* WHAT NEEDS TO BE DONE *
Identify the lines containing the word "selected". Copy each one.

*****

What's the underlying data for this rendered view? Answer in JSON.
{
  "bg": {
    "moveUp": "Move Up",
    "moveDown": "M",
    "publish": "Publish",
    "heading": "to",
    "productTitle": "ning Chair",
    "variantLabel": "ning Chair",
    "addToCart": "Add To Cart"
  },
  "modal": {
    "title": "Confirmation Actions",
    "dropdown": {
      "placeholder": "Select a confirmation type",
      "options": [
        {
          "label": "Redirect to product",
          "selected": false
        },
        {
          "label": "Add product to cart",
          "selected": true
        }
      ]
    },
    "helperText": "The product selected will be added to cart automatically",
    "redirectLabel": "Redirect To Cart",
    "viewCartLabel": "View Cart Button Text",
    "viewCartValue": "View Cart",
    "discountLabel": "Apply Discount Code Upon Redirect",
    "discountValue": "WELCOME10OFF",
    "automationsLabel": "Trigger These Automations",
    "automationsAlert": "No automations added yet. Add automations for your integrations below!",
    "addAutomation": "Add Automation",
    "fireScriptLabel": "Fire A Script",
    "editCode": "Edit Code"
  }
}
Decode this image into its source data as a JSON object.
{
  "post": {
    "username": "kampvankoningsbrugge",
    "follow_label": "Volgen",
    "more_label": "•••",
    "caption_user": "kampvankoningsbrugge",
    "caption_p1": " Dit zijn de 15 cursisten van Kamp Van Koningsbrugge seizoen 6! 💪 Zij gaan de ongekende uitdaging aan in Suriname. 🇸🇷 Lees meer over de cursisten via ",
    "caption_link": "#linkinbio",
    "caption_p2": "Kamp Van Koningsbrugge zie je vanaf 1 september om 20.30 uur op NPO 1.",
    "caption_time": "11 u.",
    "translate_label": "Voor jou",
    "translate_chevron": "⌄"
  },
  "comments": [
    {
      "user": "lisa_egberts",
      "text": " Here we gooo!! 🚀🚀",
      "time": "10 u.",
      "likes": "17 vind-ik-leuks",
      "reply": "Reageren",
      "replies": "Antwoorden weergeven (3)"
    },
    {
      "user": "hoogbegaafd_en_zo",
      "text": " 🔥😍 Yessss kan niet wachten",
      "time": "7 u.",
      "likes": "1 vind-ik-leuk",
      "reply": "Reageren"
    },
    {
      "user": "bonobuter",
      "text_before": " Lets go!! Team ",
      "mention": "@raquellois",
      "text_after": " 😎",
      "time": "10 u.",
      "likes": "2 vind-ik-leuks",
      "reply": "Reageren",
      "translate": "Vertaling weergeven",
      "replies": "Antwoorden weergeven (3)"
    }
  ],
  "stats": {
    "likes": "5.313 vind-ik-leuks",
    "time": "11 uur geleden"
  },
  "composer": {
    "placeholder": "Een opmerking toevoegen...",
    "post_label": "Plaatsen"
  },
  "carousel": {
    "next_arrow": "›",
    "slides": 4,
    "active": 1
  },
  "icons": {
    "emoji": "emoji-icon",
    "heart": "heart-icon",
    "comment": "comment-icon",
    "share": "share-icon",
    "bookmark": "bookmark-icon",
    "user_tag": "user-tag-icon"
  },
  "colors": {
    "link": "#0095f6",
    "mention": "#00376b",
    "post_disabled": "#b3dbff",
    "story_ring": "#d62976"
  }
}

*****

* CORRECT RESULT *
          "selected": false
          "selected": true
    "helperText": "The product selected will be added to cart automatically",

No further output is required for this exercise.